== Exercise details ==
Copy each line that holds "JSON".

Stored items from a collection
┌────────

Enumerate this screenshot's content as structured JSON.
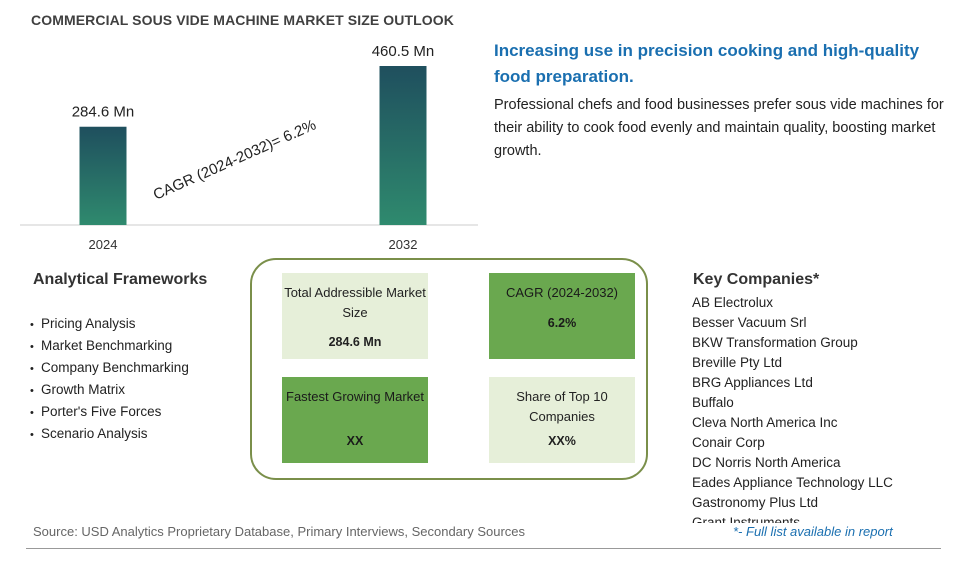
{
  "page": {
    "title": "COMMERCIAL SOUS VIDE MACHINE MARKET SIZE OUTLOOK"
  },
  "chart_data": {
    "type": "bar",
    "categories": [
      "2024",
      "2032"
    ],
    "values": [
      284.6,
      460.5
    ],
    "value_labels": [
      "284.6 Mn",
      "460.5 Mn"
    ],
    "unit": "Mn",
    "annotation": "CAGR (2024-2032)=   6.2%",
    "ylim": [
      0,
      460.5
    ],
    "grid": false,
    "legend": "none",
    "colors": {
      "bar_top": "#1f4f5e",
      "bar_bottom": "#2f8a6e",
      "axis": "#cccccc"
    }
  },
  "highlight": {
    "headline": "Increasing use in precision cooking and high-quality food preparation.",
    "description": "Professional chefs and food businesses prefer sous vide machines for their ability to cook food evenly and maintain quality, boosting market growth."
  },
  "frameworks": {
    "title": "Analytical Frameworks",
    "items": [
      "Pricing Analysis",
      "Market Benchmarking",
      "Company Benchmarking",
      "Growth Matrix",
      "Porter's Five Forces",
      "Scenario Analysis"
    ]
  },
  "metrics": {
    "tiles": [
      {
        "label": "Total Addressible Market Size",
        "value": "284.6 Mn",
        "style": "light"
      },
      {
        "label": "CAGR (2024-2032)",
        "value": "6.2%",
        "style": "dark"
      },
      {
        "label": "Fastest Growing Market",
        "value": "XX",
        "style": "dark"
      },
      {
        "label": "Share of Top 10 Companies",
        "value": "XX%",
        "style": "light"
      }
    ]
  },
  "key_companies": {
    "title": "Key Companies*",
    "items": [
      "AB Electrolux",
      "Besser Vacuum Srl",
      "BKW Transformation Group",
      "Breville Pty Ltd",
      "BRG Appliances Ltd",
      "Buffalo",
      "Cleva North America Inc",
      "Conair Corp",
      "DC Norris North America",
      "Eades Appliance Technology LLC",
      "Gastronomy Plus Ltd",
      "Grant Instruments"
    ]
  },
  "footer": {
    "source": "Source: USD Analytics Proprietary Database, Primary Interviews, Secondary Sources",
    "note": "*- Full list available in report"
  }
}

└────────
┌────────

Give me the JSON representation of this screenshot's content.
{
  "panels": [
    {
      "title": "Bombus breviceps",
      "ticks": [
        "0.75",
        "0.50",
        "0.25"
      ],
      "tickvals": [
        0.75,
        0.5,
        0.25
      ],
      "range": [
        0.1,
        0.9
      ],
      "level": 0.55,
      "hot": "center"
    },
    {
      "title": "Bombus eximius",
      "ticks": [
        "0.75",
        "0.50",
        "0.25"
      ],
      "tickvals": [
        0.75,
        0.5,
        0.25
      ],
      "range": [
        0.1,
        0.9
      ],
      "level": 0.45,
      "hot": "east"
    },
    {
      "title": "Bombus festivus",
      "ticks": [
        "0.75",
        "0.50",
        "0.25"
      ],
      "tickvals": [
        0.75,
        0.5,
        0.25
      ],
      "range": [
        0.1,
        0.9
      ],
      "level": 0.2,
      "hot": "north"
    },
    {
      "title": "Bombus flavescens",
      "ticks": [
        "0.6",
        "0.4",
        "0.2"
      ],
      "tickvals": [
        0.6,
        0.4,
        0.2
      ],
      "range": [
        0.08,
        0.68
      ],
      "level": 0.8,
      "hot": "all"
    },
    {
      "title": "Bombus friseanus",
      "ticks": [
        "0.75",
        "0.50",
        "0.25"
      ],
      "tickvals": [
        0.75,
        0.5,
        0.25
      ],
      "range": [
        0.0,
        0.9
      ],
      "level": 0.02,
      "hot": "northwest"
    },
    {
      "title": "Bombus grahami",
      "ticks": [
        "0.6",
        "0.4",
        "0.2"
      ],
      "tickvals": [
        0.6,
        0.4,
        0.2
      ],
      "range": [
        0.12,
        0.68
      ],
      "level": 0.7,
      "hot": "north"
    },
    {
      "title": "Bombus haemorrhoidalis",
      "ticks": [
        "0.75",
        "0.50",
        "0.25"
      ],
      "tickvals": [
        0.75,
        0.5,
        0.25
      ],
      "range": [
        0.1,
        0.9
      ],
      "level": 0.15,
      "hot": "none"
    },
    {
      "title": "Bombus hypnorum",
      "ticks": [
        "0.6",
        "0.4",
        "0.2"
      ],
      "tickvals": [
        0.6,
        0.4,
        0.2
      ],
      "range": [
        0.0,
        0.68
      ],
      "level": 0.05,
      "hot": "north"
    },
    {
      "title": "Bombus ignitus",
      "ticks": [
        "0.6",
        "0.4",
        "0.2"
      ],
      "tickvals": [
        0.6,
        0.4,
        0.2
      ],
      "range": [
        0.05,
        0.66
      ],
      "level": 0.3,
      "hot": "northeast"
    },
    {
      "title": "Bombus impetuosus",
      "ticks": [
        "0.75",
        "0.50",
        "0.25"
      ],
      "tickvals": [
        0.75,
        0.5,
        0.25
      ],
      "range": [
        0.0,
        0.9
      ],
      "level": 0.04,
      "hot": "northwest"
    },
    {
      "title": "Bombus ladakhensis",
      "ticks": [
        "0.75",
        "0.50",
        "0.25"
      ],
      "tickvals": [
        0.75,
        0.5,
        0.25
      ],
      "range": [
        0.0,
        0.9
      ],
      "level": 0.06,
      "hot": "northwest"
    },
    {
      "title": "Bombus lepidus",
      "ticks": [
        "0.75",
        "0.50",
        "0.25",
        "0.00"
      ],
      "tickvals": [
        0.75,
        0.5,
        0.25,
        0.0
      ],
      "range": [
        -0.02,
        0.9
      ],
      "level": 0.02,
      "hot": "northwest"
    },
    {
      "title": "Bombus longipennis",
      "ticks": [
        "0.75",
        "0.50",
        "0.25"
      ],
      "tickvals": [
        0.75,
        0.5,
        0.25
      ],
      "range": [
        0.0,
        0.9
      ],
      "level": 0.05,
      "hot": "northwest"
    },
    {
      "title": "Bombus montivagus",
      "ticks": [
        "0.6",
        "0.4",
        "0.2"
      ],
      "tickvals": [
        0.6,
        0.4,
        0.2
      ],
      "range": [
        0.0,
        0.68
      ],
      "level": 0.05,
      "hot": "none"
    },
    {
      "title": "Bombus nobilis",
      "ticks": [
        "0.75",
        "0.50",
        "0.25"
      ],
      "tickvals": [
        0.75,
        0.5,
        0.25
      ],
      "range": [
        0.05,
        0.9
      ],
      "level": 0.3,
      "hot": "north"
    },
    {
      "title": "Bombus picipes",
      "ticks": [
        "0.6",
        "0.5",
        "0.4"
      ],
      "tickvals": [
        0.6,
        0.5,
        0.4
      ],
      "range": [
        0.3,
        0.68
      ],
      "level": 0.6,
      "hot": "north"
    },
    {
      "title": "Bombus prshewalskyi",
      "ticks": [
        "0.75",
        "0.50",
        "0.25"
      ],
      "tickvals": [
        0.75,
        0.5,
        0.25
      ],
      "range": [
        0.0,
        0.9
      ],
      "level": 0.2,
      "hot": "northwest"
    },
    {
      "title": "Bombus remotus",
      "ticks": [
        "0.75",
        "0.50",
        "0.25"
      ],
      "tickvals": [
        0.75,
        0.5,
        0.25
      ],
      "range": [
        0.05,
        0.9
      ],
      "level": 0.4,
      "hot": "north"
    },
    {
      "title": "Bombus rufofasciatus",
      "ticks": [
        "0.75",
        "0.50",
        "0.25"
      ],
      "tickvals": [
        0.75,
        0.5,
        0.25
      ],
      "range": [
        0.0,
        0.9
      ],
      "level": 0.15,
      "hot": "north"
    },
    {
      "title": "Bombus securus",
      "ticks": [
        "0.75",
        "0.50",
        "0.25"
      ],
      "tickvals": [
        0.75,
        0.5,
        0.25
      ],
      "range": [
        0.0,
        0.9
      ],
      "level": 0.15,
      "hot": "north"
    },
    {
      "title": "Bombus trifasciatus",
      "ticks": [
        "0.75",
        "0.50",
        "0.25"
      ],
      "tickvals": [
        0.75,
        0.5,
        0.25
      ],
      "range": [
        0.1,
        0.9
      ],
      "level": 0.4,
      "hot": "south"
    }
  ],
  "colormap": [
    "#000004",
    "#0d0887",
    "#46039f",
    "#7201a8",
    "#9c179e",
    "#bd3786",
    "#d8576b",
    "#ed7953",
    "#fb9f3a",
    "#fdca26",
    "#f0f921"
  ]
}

└────────

== Problem solution ==
Enumerate this screenshot's content as structured JSON.
Give me the JSON representation of this screenshot's content.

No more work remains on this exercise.